## What the task requires
Write out the whole listing exactly as it stands.
-- Start of Extracted entries --
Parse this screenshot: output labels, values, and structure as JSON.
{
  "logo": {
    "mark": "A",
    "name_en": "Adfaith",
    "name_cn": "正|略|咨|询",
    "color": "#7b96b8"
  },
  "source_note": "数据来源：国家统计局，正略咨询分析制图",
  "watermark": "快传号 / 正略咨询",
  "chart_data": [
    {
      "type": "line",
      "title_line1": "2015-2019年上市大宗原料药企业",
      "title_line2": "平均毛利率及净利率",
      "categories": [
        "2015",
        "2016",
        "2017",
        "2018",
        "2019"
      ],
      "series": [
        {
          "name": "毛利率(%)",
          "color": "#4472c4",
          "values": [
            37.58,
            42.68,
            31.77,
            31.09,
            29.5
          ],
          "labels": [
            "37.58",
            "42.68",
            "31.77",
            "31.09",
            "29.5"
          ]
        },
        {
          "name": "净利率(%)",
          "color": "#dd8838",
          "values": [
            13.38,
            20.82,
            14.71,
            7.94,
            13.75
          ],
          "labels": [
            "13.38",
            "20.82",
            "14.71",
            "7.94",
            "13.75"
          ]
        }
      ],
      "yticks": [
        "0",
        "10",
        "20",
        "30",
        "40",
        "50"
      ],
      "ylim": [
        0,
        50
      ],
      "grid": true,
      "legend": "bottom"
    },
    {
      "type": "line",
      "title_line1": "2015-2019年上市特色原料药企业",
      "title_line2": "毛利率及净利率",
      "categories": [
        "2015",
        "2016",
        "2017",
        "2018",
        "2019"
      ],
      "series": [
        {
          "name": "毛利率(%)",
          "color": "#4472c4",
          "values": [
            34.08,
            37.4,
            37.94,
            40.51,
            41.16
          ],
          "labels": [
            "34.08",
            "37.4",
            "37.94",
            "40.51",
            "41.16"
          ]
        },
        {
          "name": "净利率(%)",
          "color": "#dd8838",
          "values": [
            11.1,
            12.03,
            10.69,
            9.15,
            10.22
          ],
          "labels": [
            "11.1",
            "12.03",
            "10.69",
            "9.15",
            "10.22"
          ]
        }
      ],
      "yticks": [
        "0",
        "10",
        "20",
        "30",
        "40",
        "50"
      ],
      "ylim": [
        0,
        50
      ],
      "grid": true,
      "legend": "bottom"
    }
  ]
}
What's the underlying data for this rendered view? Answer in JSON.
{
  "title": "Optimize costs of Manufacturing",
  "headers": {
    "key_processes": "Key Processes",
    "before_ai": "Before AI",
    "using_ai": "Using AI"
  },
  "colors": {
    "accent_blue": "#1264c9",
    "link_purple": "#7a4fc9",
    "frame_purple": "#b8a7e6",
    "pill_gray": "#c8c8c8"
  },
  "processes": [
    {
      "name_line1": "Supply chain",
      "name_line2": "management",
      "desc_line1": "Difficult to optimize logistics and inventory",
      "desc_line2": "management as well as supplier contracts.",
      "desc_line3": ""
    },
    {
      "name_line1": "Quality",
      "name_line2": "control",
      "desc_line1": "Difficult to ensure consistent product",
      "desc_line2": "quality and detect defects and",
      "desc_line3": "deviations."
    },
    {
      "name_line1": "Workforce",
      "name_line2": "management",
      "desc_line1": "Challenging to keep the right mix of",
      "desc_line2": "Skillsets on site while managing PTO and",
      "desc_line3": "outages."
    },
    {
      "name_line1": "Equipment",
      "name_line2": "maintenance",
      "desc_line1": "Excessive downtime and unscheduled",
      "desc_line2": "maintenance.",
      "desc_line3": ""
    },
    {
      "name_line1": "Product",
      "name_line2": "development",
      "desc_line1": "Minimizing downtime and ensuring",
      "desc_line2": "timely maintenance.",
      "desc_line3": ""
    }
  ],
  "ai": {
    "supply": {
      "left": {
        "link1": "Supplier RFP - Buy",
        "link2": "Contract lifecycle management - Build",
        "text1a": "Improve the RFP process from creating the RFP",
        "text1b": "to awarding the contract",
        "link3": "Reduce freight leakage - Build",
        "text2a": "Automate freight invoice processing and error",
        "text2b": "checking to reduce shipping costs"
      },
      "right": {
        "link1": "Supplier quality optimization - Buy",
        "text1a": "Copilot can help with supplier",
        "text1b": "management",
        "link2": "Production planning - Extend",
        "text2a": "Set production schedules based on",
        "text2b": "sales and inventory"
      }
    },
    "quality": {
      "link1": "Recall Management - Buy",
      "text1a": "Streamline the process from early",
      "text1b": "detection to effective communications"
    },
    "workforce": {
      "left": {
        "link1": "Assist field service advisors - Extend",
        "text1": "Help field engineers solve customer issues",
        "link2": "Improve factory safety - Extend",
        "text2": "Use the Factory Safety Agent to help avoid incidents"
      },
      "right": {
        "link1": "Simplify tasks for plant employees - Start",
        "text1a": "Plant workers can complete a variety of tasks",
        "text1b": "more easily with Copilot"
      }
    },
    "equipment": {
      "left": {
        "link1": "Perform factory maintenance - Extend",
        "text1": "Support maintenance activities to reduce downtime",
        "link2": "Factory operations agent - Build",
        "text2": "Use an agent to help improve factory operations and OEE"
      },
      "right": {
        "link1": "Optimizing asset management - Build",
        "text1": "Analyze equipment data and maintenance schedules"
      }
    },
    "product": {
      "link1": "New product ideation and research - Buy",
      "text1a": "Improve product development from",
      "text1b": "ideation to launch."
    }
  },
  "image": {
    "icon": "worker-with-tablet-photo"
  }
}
-- End of Extracted entries --
## Exercise result
Parse this screenshot: output labels, values, and structure as JSON.
{
  "logo": {
    "mark": "A",
    "name_en": "Adfaith",
    "name_cn": "正|略|咨|询",
    "color": "#7b96b8"
  },
  "source_note": "数据来源：国家统计局，正略咨询分析制图",
  "watermark": "快传号 / 正略咨询",
  "chart_data": [
    {
      "type": "line",
      "title_line1": "2015-2019年上市大宗原料药企业",
      "title_line2": "平均毛利率及净利率",
      "categories": [
        "2015",
        "2016",
        "2017",
        "2018",
        "2019"
      ],
      "series": [
        {
          "name": "毛利率(%)",
          "color": "#4472c4",
          "values": [
            37.58,
            42.68,
            31.77,
            31.09,
            29.5
          ],
          "labels": [
            "37.58",
            "42.68",
            "31.77",
            "31.09",
            "29.5"
          ]
        },
        {
          "name": "净利率(%)",
          "color": "#dd8838",
          "values": [
            13.38,
            20.82,
            14.71,
            7.94,
            13.75
          ],
          "labels": [
            "13.38",
            "20.82",
            "14.71",
            "7.94",
            "13.75"
          ]
        }
      ],
      "yticks": [
        "0",
        "10",
        "20",
        "30",
        "40",
        "50"
      ],
      "ylim": [
        0,
        50
      ],
      "grid": true,
      "legend": "bottom"
    },
    {
      "type": "line",
      "title_line1": "2015-2019年上市特色原料药企业",
      "title_line2": "毛利率及净利率",
      "categories": [
        "2015",
        "2016",
        "2017",
        "2018",
        "2019"
      ],
      "series": [
        {
          "name": "毛利率(%)",
          "color": "#4472c4",
          "values": [
            34.08,
            37.4,
            37.94,
            40.51,
            41.16
          ],
          "labels": [
            "34.08",
            "37.4",
            "37.94",
            "40.51",
            "41.16"
          ]
        },
        {
          "name": "净利率(%)",
          "color": "#dd8838",
          "values": [
            11.1,
            12.03,
            10.69,
            9.15,
            10.22
          ],
          "labels": [
            "11.1",
            "12.03",
            "10.69",
            "9.15",
            "10.22"
          ]
        }
      ],
      "yticks": [
        "0",
        "10",
        "20",
        "30",
        "40",
        "50"
      ],
      "ylim": [
        0,
        50
      ],
      "grid": true,
      "legend": "bottom"
    }
  ]
}
What's the underlying data for this rendered view? Answer in JSON.
{
  "title": "Optimize costs of Manufacturing",
  "headers": {
    "key_processes": "Key Processes",
    "before_ai": "Before AI",
    "using_ai": "Using AI"
  },
  "colors": {
    "accent_blue": "#1264c9",
    "link_purple": "#7a4fc9",
    "frame_purple": "#b8a7e6",
    "pill_gray": "#c8c8c8"
  },
  "processes": [
    {
      "name_line1": "Supply chain",
      "name_line2": "management",
      "desc_line1": "Difficult to optimize logistics and inventory",
      "desc_line2": "management as well as supplier contracts.",
      "desc_line3": ""
    },
    {
      "name_line1": "Quality",
      "name_line2": "control",
      "desc_line1": "Difficult to ensure consistent product",
      "desc_line2": "quality and detect defects and",
      "desc_line3": "deviations."
    },
    {
      "name_line1": "Workforce",
      "name_line2": "management",
      "desc_line1": "Challenging to keep the right mix of",
      "desc_line2": "Skillsets on site while managing PTO and",
      "desc_line3": "outages."
    },
    {
      "name_line1": "Equipment",
      "name_line2": "maintenance",
      "desc_line1": "Excessive downtime and unscheduled",
      "desc_line2": "maintenance.",
      "desc_line3": ""
    },
    {
      "name_line1": "Product",
      "name_line2": "development",
      "desc_line1": "Minimizing downtime and ensuring",
      "desc_line2": "timely maintenance.",
      "desc_line3": ""
    }
  ],
  "ai": {
    "supply": {
      "left": {
        "link1": "Supplier RFP - Buy",
        "link2": "Contract lifecycle management - Build",
        "text1a": "Improve the RFP process from creating the RFP",
        "text1b": "to awarding the contract",
        "link3": "Reduce freight leakage - Build",
        "text2a": "Automate freight invoice processing and error",
        "text2b": "checking to reduce shipping costs"
      },
      "right": {
        "link1": "Supplier quality optimization - Buy",
        "text1a": "Copilot can help with supplier",
        "text1b": "management",
        "link2": "Production planning - Extend",
        "text2a": "Set production schedules based on",
        "text2b": "sales and inventory"
      }
    },
    "quality": {
      "link1": "Recall Management - Buy",
      "text1a": "Streamline the process from early",
      "text1b": "detection to effective communications"
    },
    "workforce": {
      "left": {
        "link1": "Assist field service advisors - Extend",
        "text1": "Help field engineers solve customer issues",
        "link2": "Improve factory safety - Extend",
        "text2": "Use the Factory Safety Agent to help avoid incidents"
      },
      "right": {
        "link1": "Simplify tasks for plant employees - Start",
        "text1a": "Plant workers can complete a variety of tasks",
        "text1b": "more easily with Copilot"
      }
    },
    "equipment": {
      "left": {
        "link1": "Perform factory maintenance - Extend",
        "text1": "Support maintenance activities to reduce downtime",
        "link2": "Factory operations agent - Build",
        "text2": "Use an agent to help improve factory operations and OEE"
      },
      "right": {
        "link1": "Optimizing asset management - Build",
        "text1": "Analyze equipment data and maintenance schedules"
      }
    },
    "product": {
      "link1": "New product ideation and research - Buy",
      "text1a": "Improve product development from",
      "text1b": "ideation to launch."
    }
  },
  "image": {
    "icon": "worker-with-tablet-photo"
  }
}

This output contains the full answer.